Work to do: Omit any picture, and return the remaining data exactly as written.

Figure dataset records:
○ ○ ○ ○ ○ ○ ○
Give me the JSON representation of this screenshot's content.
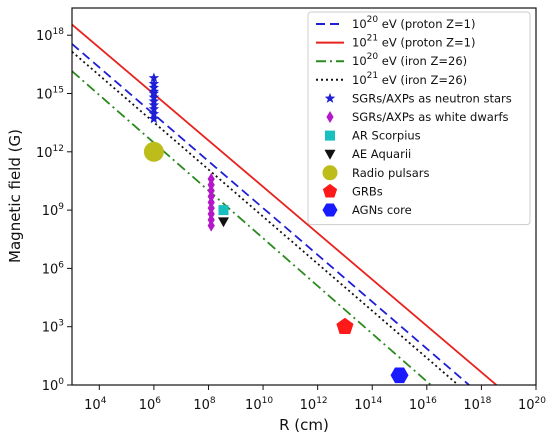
{
  "chart_data": {
    "type": "scatter",
    "title": "",
    "xlabel": "R (cm)",
    "ylabel": "Magnetic field (G)",
    "xscale": "log",
    "yscale": "log",
    "xlim_log10": [
      3,
      20
    ],
    "ylim_log10": [
      0,
      19.4
    ],
    "x_ticks": [
      {
        "base": "10",
        "exp": "4",
        "log10": 4
      },
      {
        "base": "10",
        "exp": "6",
        "log10": 6
      },
      {
        "base": "10",
        "exp": "8",
        "log10": 8
      },
      {
        "base": "10",
        "exp": "10",
        "log10": 10
      },
      {
        "base": "10",
        "exp": "12",
        "log10": 12
      },
      {
        "base": "10",
        "exp": "14",
        "log10": 14
      },
      {
        "base": "10",
        "exp": "16",
        "log10": 16
      },
      {
        "base": "10",
        "exp": "18",
        "log10": 18
      },
      {
        "base": "10",
        "exp": "20",
        "log10": 20
      }
    ],
    "y_ticks": [
      {
        "base": "10",
        "exp": "0",
        "log10": 0
      },
      {
        "base": "10",
        "exp": "3",
        "log10": 3
      },
      {
        "base": "10",
        "exp": "6",
        "log10": 6
      },
      {
        "base": "10",
        "exp": "9",
        "log10": 9
      },
      {
        "base": "10",
        "exp": "12",
        "log10": 12
      },
      {
        "base": "10",
        "exp": "15",
        "log10": 15
      },
      {
        "base": "10",
        "exp": "18",
        "log10": 18
      }
    ],
    "grid": false,
    "legend_position": "top-right",
    "lines": [
      {
        "label_base": "10",
        "label_exp": "20",
        "label_rest": " eV (proton Z=1)",
        "color": "#1f1fd6",
        "dash": "9,5",
        "log_x": [
          3,
          17.55
        ],
        "log_y": [
          17.55,
          0
        ]
      },
      {
        "label_base": "10",
        "label_exp": "21",
        "label_rest": " eV (proton Z=1)",
        "color": "#e8221c",
        "dash": "",
        "log_x": [
          3,
          18.55
        ],
        "log_y": [
          18.55,
          0
        ]
      },
      {
        "label_base": "10",
        "label_exp": "20",
        "label_rest": " eV (iron Z=26)",
        "color": "#2a8a1e",
        "dash": "10,4,2,4",
        "log_x": [
          3,
          16.15
        ],
        "log_y": [
          16.15,
          0
        ]
      },
      {
        "label_base": "10",
        "label_exp": "21",
        "label_rest": " eV (iron Z=26)",
        "color": "#111111",
        "dash": "2,3",
        "log_x": [
          3,
          17.15
        ],
        "log_y": [
          17.15,
          0
        ]
      }
    ],
    "markers": [
      {
        "label": "SGRs/AXPs as neutron stars",
        "shape": "star",
        "color": "#1f1fd6",
        "points": [
          [
            6,
            13.7
          ],
          [
            6,
            13.95
          ],
          [
            6,
            14.2
          ],
          [
            6,
            14.4
          ],
          [
            6,
            14.6
          ],
          [
            6,
            14.8
          ],
          [
            6,
            15.0
          ],
          [
            6,
            15.1
          ],
          [
            6,
            15.3
          ],
          [
            6,
            15.5
          ],
          [
            6,
            15.8
          ]
        ]
      },
      {
        "label": "SGRs/AXPs as white dwarfs",
        "shape": "diamond",
        "color": "#b419c9",
        "points": [
          [
            8.1,
            8.2
          ],
          [
            8.1,
            8.5
          ],
          [
            8.1,
            8.8
          ],
          [
            8.1,
            9.1
          ],
          [
            8.1,
            9.4
          ],
          [
            8.1,
            9.7
          ],
          [
            8.1,
            10.0
          ],
          [
            8.1,
            10.3
          ],
          [
            8.1,
            10.6
          ]
        ]
      },
      {
        "label": "AR Scorpius",
        "shape": "square",
        "color": "#17bfbf",
        "points": [
          [
            8.55,
            9.0
          ]
        ]
      },
      {
        "label": "AE Aquarii",
        "shape": "triangle-down",
        "color": "#111111",
        "points": [
          [
            8.55,
            8.4
          ]
        ]
      },
      {
        "label": "Radio pulsars",
        "shape": "circle",
        "color": "#bcbc1a",
        "points": [
          [
            6,
            12.0
          ]
        ]
      },
      {
        "label": "GRBs",
        "shape": "pentagon",
        "color": "#ff1a1a",
        "points": [
          [
            13,
            3.0
          ]
        ]
      },
      {
        "label": "AGNs core",
        "shape": "hexagon",
        "color": "#1a1aff",
        "points": [
          [
            15,
            0.5
          ]
        ]
      }
    ]
  }
}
○ ○ ○ ○ ○ ○ ○
Solution to this exercise:
Give me the JSON representation of this screenshot's content.
{
  "chart_data": {
    "type": "scatter",
    "title": "",
    "xlabel": "R (cm)",
    "ylabel": "Magnetic field (G)",
    "xscale": "log",
    "yscale": "log",
    "xlim_log10": [
      3,
      20
    ],
    "ylim_log10": [
      0,
      19.4
    ],
    "x_ticks": [
      {
        "base": "10",
        "exp": "4",
        "log10": 4
      },
      {
        "base": "10",
        "exp": "6",
        "log10": 6
      },
      {
        "base": "10",
        "exp": "8",
        "log10": 8
      },
      {
        "base": "10",
        "exp": "10",
        "log10": 10
      },
      {
        "base": "10",
        "exp": "12",
        "log10": 12
      },
      {
        "base": "10",
        "exp": "14",
        "log10": 14
      },
      {
        "base": "10",
        "exp": "16",
        "log10": 16
      },
      {
        "base": "10",
        "exp": "18",
        "log10": 18
      },
      {
        "base": "10",
        "exp": "20",
        "log10": 20
      }
    ],
    "y_ticks": [
      {
        "base": "10",
        "exp": "0",
        "log10": 0
      },
      {
        "base": "10",
        "exp": "3",
        "log10": 3
      },
      {
        "base": "10",
        "exp": "6",
        "log10": 6
      },
      {
        "base": "10",
        "exp": "9",
        "log10": 9
      },
      {
        "base": "10",
        "exp": "12",
        "log10": 12
      },
      {
        "base": "10",
        "exp": "15",
        "log10": 15
      },
      {
        "base": "10",
        "exp": "18",
        "log10": 18
      }
    ],
    "grid": false,
    "legend_position": "top-right",
    "lines": [
      {
        "label_base": "10",
        "label_exp": "20",
        "label_rest": " eV (proton Z=1)",
        "color": "#1f1fd6",
        "dash": "9,5",
        "log_x": [
          3,
          17.55
        ],
        "log_y": [
          17.55,
          0
        ]
      },
      {
        "label_base": "10",
        "label_exp": "21",
        "label_rest": " eV (proton Z=1)",
        "color": "#e8221c",
        "dash": "",
        "log_x": [
          3,
          18.55
        ],
        "log_y": [
          18.55,
          0
        ]
      },
      {
        "label_base": "10",
        "label_exp": "20",
        "label_rest": " eV (iron Z=26)",
        "color": "#2a8a1e",
        "dash": "10,4,2,4",
        "log_x": [
          3,
          16.15
        ],
        "log_y": [
          16.15,
          0
        ]
      },
      {
        "label_base": "10",
        "label_exp": "21",
        "label_rest": " eV (iron Z=26)",
        "color": "#111111",
        "dash": "2,3",
        "log_x": [
          3,
          17.15
        ],
        "log_y": [
          17.15,
          0
        ]
      }
    ],
    "markers": [
      {
        "label": "SGRs/AXPs as neutron stars",
        "shape": "star",
        "color": "#1f1fd6",
        "points": [
          [
            6,
            13.7
          ],
          [
            6,
            13.95
          ],
          [
            6,
            14.2
          ],
          [
            6,
            14.4
          ],
          [
            6,
            14.6
          ],
          [
            6,
            14.8
          ],
          [
            6,
            15.0
          ],
          [
            6,
            15.1
          ],
          [
            6,
            15.3
          ],
          [
            6,
            15.5
          ],
          [
            6,
            15.8
          ]
        ]
      },
      {
        "label": "SGRs/AXPs as white dwarfs",
        "shape": "diamond",
        "color": "#b419c9",
        "points": [
          [
            8.1,
            8.2
          ],
          [
            8.1,
            8.5
          ],
          [
            8.1,
            8.8
          ],
          [
            8.1,
            9.1
          ],
          [
            8.1,
            9.4
          ],
          [
            8.1,
            9.7
          ],
          [
            8.1,
            10.0
          ],
          [
            8.1,
            10.3
          ],
          [
            8.1,
            10.6
          ]
        ]
      },
      {
        "label": "AR Scorpius",
        "shape": "square",
        "color": "#17bfbf",
        "points": [
          [
            8.55,
            9.0
          ]
        ]
      },
      {
        "label": "AE Aquarii",
        "shape": "triangle-down",
        "color": "#111111",
        "points": [
          [
            8.55,
            8.4
          ]
        ]
      },
      {
        "label": "Radio pulsars",
        "shape": "circle",
        "color": "#bcbc1a",
        "points": [
          [
            6,
            12.0
          ]
        ]
      },
      {
        "label": "GRBs",
        "shape": "pentagon",
        "color": "#ff1a1a",
        "points": [
          [
            13,
            3.0
          ]
        ]
      },
      {
        "label": "AGNs core",
        "shape": "hexagon",
        "color": "#1a1aff",
        "points": [
          [
            15,
            0.5
          ]
        ]
      }
    ]
  }
}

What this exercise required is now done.